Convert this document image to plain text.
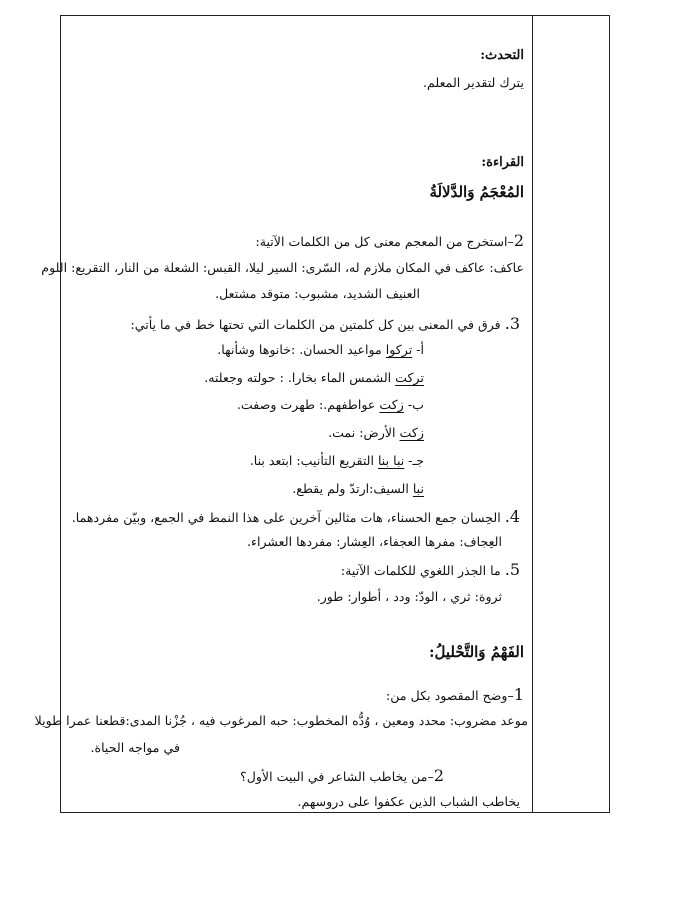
التحدث:
يترك لتقدير المعلم.
القراءة:
المُعْجَمُ وَالدَّلالَةُ
2–استخرج من المعجم معنى كل من الكلمات الآتية:
عاكف: عاكف في المكان ملازم له، السّرى: السير ليلا، القبس: الشعلة من النار، التقريع: اللوم
العنيف الشديد، مشبوب: متوقد مشتعل.
3. فرق في المعنى بين كل كلمتين من الكلمات التي تحتها خط في ما يأتي:
أ- تركوا مواعيد الحسان. :خانوها وشأنها.
تركت الشمس الماء بخارا. : حولته وجعلته.
ب- زكت عواطفهم.: طهرت وصفت.
زكت الأرض: نمت.
جـ- نبا بنا التقريع التأنيب: ابتعد بنا.
نبا السيف:ارتدّ ولم يقطع.
4. الحِسان جمع الحسناء، هات مثالين آخرين على هذا النمط في الجمع، وبيّن مفردهما.
العِجاف: مفرها العجفاء، العِشار: مفردها العشراء.
5. ما الجذر اللغوي للكلمات الآتية:
ثروة: ثري ، الودّ: ودد ، أطوار: طور.
الفَهْمُ وَالتَّحْليلُ:
1–وضح المقصود بكل من:
موعد مضروب: محدد ومعين ، وُدُّه المخطوب: حبه المرغوب فيه ، جُزْنا المدى:قطعنا عمرا طويلا
في مواجه الحياة.
2–من يخاطب الشاعر في البيت الأول؟
يخاطب الشباب الذين عكفوا على دروسهم.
******
- **Directions for this task**
All of the lines above should be printed exactly, minus the pictures.

- **Task answer**
Convert this document image to plain text.
التحدث:
يترك لتقدير المعلم.
القراءة:
المُعْجَمُ وَالدَّلالَةُ
2–استخرج من المعجم معنى كل من الكلمات الآتية:
عاكف: عاكف في المكان ملازم له، السّرى: السير ليلا، القبس: الشعلة من النار، التقريع: اللوم
العنيف الشديد، مشبوب: متوقد مشتعل.
3. فرق في المعنى بين كل كلمتين من الكلمات التي تحتها خط في ما يأتي:
أ- تركوا مواعيد الحسان. :خانوها وشأنها.
تركت الشمس الماء بخارا. : حولته وجعلته.
ب- زكت عواطفهم.: طهرت وصفت.
زكت الأرض: نمت.
جـ- نبا بنا التقريع التأنيب: ابتعد بنا.
نبا السيف:ارتدّ ولم يقطع.
4. الحِسان جمع الحسناء، هات مثالين آخرين على هذا النمط في الجمع، وبيّن مفردهما.
العِجاف: مفرها العجفاء، العِشار: مفردها العشراء.
5. ما الجذر اللغوي للكلمات الآتية:
ثروة: ثري ، الودّ: ودد ، أطوار: طور.
الفَهْمُ وَالتَّحْليلُ:
1–وضح المقصود بكل من:
موعد مضروب: محدد ومعين ، وُدُّه المخطوب: حبه المرغوب فيه ، جُزْنا المدى:قطعنا عمرا طويلا
في مواجه الحياة.
2–من يخاطب الشاعر في البيت الأول؟
يخاطب الشباب الذين عكفوا على دروسهم.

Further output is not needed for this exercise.